start PROVIDED RECORDS
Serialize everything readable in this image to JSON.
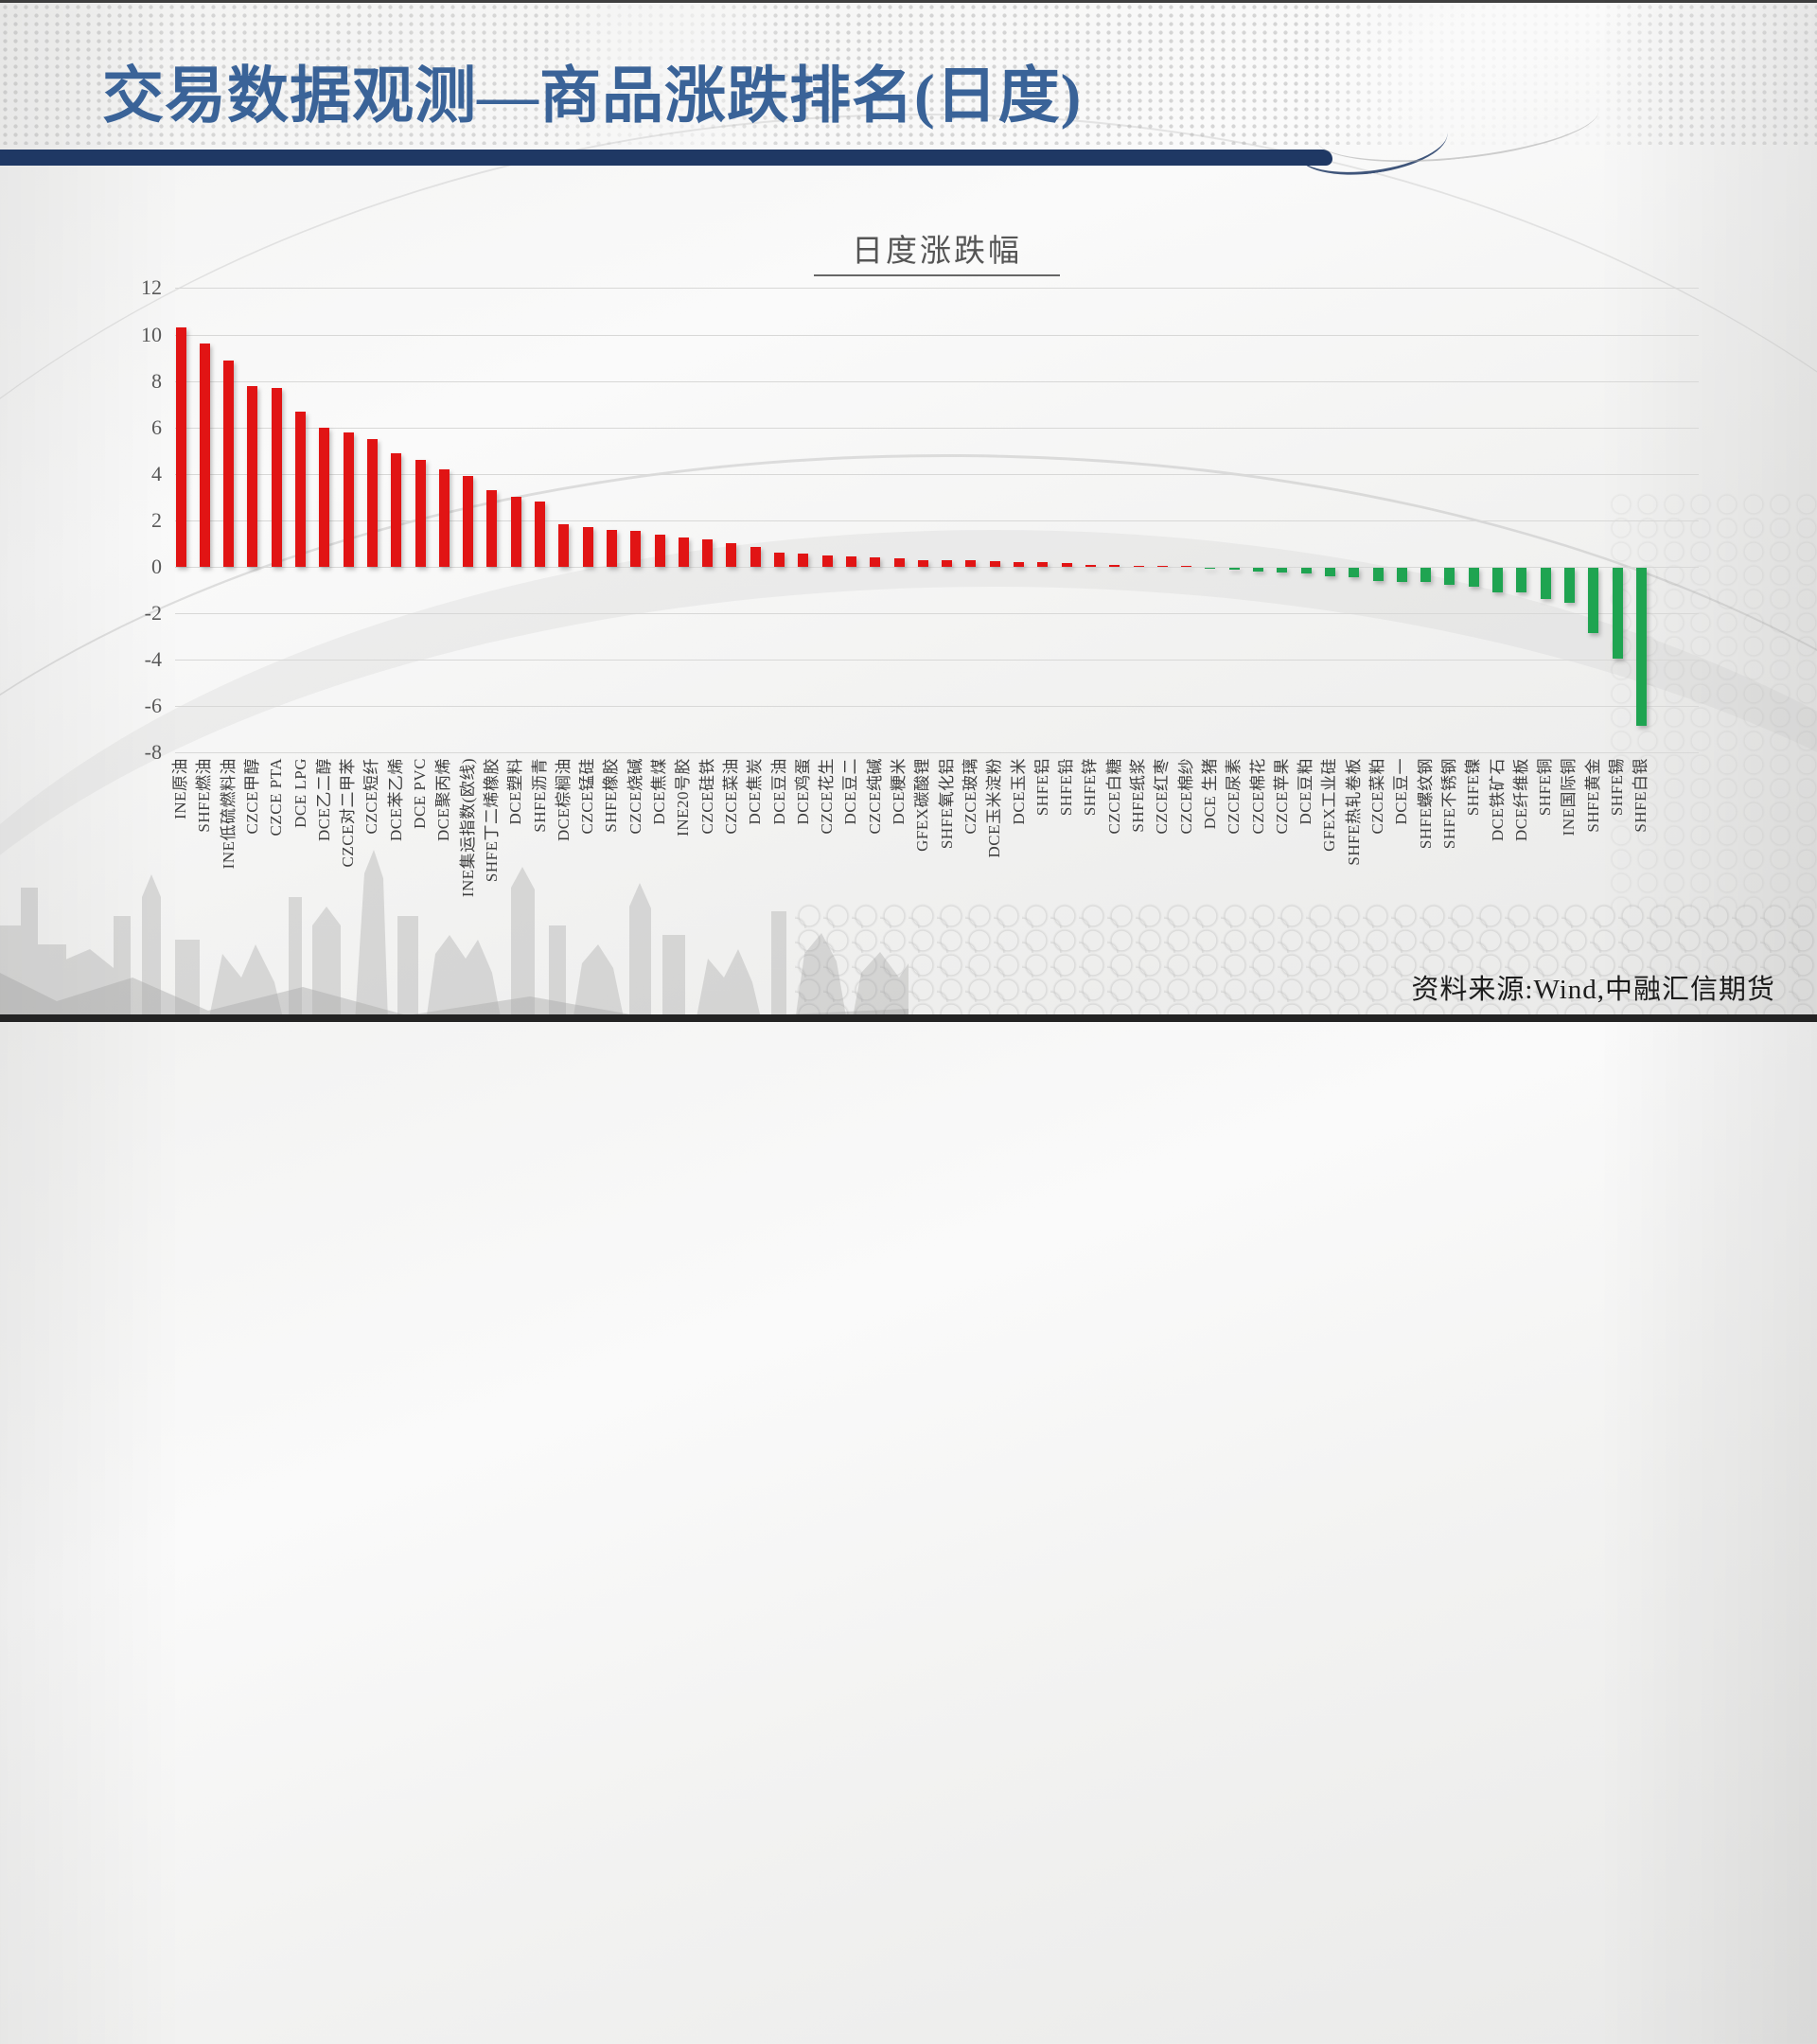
{
  "page": {
    "title": "交易数据观测—商品涨跌排名(日度)",
    "source": "资料来源:Wind,中融汇信期货"
  },
  "chart_data": {
    "type": "bar",
    "title": "日度涨跌幅",
    "xlabel": "",
    "ylabel": "",
    "ylim": [
      -8,
      12
    ],
    "yticks": [
      12,
      10,
      8,
      6,
      4,
      2,
      0,
      -2,
      -4,
      -6,
      -8
    ],
    "grid": true,
    "legend_position": "none",
    "positive_color": "#e11414",
    "negative_color": "#1fa451",
    "gridline_color": "#d8d8d7",
    "tick_color": "#595959",
    "categories": [
      "INE原油",
      "SHFE燃油",
      "INE低硫燃料油",
      "CZCE甲醇",
      "CZCE PTA",
      "DCE LPG",
      "DCE乙二醇",
      "CZCE对二甲苯",
      "CZCE短纤",
      "DCE苯乙烯",
      "DCE PVC",
      "DCE聚丙烯",
      "INE集运指数(欧线)",
      "SHFE丁二烯橡胶",
      "DCE塑料",
      "SHFE沥青",
      "DCE棕榈油",
      "CZCE锰硅",
      "SHFE橡胶",
      "CZCE烧碱",
      "DCE焦煤",
      "INE20号胶",
      "CZCE硅铁",
      "CZCE菜油",
      "DCE焦炭",
      "DCE豆油",
      "DCE鸡蛋",
      "CZCE花生",
      "DCE豆二",
      "CZCE纯碱",
      "DCE粳米",
      "GFEX碳酸锂",
      "SHFE氧化铝",
      "CZCE玻璃",
      "DCE玉米淀粉",
      "DCE玉米",
      "SHFE铝",
      "SHFE铅",
      "SHFE锌",
      "CZCE白糖",
      "SHFE纸浆",
      "CZCE红枣",
      "CZCE棉纱",
      "DCE 生猪",
      "CZCE尿素",
      "CZCE棉花",
      "CZCE苹果",
      "DCE豆粕",
      "GFEX工业硅",
      "SHFE热轧卷板",
      "CZCE菜粕",
      "DCE豆一",
      "SHFE螺纹钢",
      "SHFE不锈钢",
      "SHFE镍",
      "DCE铁矿石",
      "DCE纤维板",
      "SHFE铜",
      "INE国际铜",
      "SHFE黄金",
      "SHFE锡",
      "SHFE白银"
    ],
    "values": [
      10.3,
      9.6,
      8.9,
      7.8,
      7.7,
      6.7,
      6.0,
      5.8,
      5.5,
      4.9,
      4.6,
      4.2,
      3.9,
      3.3,
      3.0,
      2.8,
      1.85,
      1.7,
      1.6,
      1.55,
      1.4,
      1.25,
      1.2,
      1.0,
      0.85,
      0.6,
      0.55,
      0.5,
      0.45,
      0.4,
      0.35,
      0.3,
      0.3,
      0.28,
      0.25,
      0.22,
      0.2,
      0.15,
      0.1,
      0.08,
      0.05,
      0.02,
      0.0,
      -0.05,
      -0.1,
      -0.15,
      -0.2,
      -0.25,
      -0.35,
      -0.4,
      -0.55,
      -0.6,
      -0.6,
      -0.75,
      -0.8,
      -1.05,
      -1.05,
      -1.35,
      -1.5,
      -2.8,
      -3.9,
      -6.8
    ]
  }
}
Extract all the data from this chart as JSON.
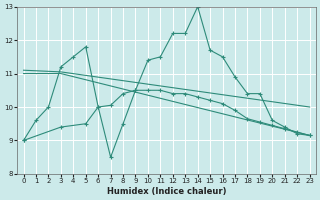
{
  "bg_color": "#cceaea",
  "grid_color": "#ffffff",
  "line_color": "#2e8b7a",
  "xlabel": "Humidex (Indice chaleur)",
  "ylim": [
    8,
    13
  ],
  "xlim": [
    -0.5,
    23.5
  ],
  "yticks": [
    8,
    9,
    10,
    11,
    12,
    13
  ],
  "xticks": [
    0,
    1,
    2,
    3,
    4,
    5,
    6,
    7,
    8,
    9,
    10,
    11,
    12,
    13,
    14,
    15,
    16,
    17,
    18,
    19,
    20,
    21,
    22,
    23
  ],
  "line1_x": [
    0,
    1,
    2,
    3,
    4,
    5,
    6,
    7,
    8,
    9,
    10,
    11,
    12,
    13,
    14,
    15,
    16,
    17,
    18,
    19,
    20,
    21,
    22,
    23
  ],
  "line1_y": [
    9.0,
    9.6,
    10.0,
    11.2,
    11.5,
    11.8,
    10.0,
    8.5,
    9.5,
    10.5,
    11.4,
    11.5,
    12.2,
    12.2,
    13.0,
    11.7,
    11.5,
    10.9,
    10.4,
    10.4,
    9.6,
    9.4,
    9.2,
    9.15
  ],
  "line2_x": [
    0,
    3,
    23
  ],
  "line2_y": [
    11.1,
    11.05,
    10.0
  ],
  "line3_x": [
    0,
    3,
    5,
    6,
    7,
    8,
    9,
    10,
    11,
    12,
    13,
    14,
    15,
    16,
    17,
    18,
    19,
    20,
    21,
    22,
    23
  ],
  "line3_y": [
    9.0,
    9.4,
    9.5,
    10.0,
    10.05,
    10.4,
    10.5,
    10.5,
    10.5,
    10.4,
    10.4,
    10.3,
    10.2,
    10.1,
    9.9,
    9.65,
    9.55,
    9.45,
    9.35,
    9.25,
    9.15
  ],
  "line4_x": [
    0,
    3,
    23
  ],
  "line4_y": [
    11.0,
    11.0,
    9.15
  ]
}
end PROVIDED RECORDS
## TASK GOAL:
Exactly as written, return every line of the listing, but not the pictures.

## EXERCISE RESPONSE:
Serialize everything readable in this image to JSON.
{
  "page": {
    "title": "交易数据观测—商品涨跌排名(日度)",
    "source": "资料来源:Wind,中融汇信期货"
  },
  "chart_data": {
    "type": "bar",
    "title": "日度涨跌幅",
    "xlabel": "",
    "ylabel": "",
    "ylim": [
      -8,
      12
    ],
    "yticks": [
      12,
      10,
      8,
      6,
      4,
      2,
      0,
      -2,
      -4,
      -6,
      -8
    ],
    "grid": true,
    "legend_position": "none",
    "positive_color": "#e11414",
    "negative_color": "#1fa451",
    "gridline_color": "#d8d8d7",
    "tick_color": "#595959",
    "categories": [
      "INE原油",
      "SHFE燃油",
      "INE低硫燃料油",
      "CZCE甲醇",
      "CZCE PTA",
      "DCE LPG",
      "DCE乙二醇",
      "CZCE对二甲苯",
      "CZCE短纤",
      "DCE苯乙烯",
      "DCE PVC",
      "DCE聚丙烯",
      "INE集运指数(欧线)",
      "SHFE丁二烯橡胶",
      "DCE塑料",
      "SHFE沥青",
      "DCE棕榈油",
      "CZCE锰硅",
      "SHFE橡胶",
      "CZCE烧碱",
      "DCE焦煤",
      "INE20号胶",
      "CZCE硅铁",
      "CZCE菜油",
      "DCE焦炭",
      "DCE豆油",
      "DCE鸡蛋",
      "CZCE花生",
      "DCE豆二",
      "CZCE纯碱",
      "DCE粳米",
      "GFEX碳酸锂",
      "SHFE氧化铝",
      "CZCE玻璃",
      "DCE玉米淀粉",
      "DCE玉米",
      "SHFE铝",
      "SHFE铅",
      "SHFE锌",
      "CZCE白糖",
      "SHFE纸浆",
      "CZCE红枣",
      "CZCE棉纱",
      "DCE 生猪",
      "CZCE尿素",
      "CZCE棉花",
      "CZCE苹果",
      "DCE豆粕",
      "GFEX工业硅",
      "SHFE热轧卷板",
      "CZCE菜粕",
      "DCE豆一",
      "SHFE螺纹钢",
      "SHFE不锈钢",
      "SHFE镍",
      "DCE铁矿石",
      "DCE纤维板",
      "SHFE铜",
      "INE国际铜",
      "SHFE黄金",
      "SHFE锡",
      "SHFE白银"
    ],
    "values": [
      10.3,
      9.6,
      8.9,
      7.8,
      7.7,
      6.7,
      6.0,
      5.8,
      5.5,
      4.9,
      4.6,
      4.2,
      3.9,
      3.3,
      3.0,
      2.8,
      1.85,
      1.7,
      1.6,
      1.55,
      1.4,
      1.25,
      1.2,
      1.0,
      0.85,
      0.6,
      0.55,
      0.5,
      0.45,
      0.4,
      0.35,
      0.3,
      0.3,
      0.28,
      0.25,
      0.22,
      0.2,
      0.15,
      0.1,
      0.08,
      0.05,
      0.02,
      0.0,
      -0.05,
      -0.1,
      -0.15,
      -0.2,
      -0.25,
      -0.35,
      -0.4,
      -0.55,
      -0.6,
      -0.6,
      -0.75,
      -0.8,
      -1.05,
      -1.05,
      -1.35,
      -1.5,
      -2.8,
      -3.9,
      -6.8
    ]
  }
}
Extract all the data from this chart as JSON.
{
  "bg_color": "#cceaea",
  "grid_color": "#ffffff",
  "line_color": "#2e8b7a",
  "xlabel": "Humidex (Indice chaleur)",
  "ylim": [
    8,
    13
  ],
  "xlim": [
    -0.5,
    23.5
  ],
  "yticks": [
    8,
    9,
    10,
    11,
    12,
    13
  ],
  "xticks": [
    0,
    1,
    2,
    3,
    4,
    5,
    6,
    7,
    8,
    9,
    10,
    11,
    12,
    13,
    14,
    15,
    16,
    17,
    18,
    19,
    20,
    21,
    22,
    23
  ],
  "line1_x": [
    0,
    1,
    2,
    3,
    4,
    5,
    6,
    7,
    8,
    9,
    10,
    11,
    12,
    13,
    14,
    15,
    16,
    17,
    18,
    19,
    20,
    21,
    22,
    23
  ],
  "line1_y": [
    9.0,
    9.6,
    10.0,
    11.2,
    11.5,
    11.8,
    10.0,
    8.5,
    9.5,
    10.5,
    11.4,
    11.5,
    12.2,
    12.2,
    13.0,
    11.7,
    11.5,
    10.9,
    10.4,
    10.4,
    9.6,
    9.4,
    9.2,
    9.15
  ],
  "line2_x": [
    0,
    3,
    23
  ],
  "line2_y": [
    11.1,
    11.05,
    10.0
  ],
  "line3_x": [
    0,
    3,
    5,
    6,
    7,
    8,
    9,
    10,
    11,
    12,
    13,
    14,
    15,
    16,
    17,
    18,
    19,
    20,
    21,
    22,
    23
  ],
  "line3_y": [
    9.0,
    9.4,
    9.5,
    10.0,
    10.05,
    10.4,
    10.5,
    10.5,
    10.5,
    10.4,
    10.4,
    10.3,
    10.2,
    10.1,
    9.9,
    9.65,
    9.55,
    9.45,
    9.35,
    9.25,
    9.15
  ],
  "line4_x": [
    0,
    3,
    23
  ],
  "line4_y": [
    11.0,
    11.0,
    9.15
  ]
}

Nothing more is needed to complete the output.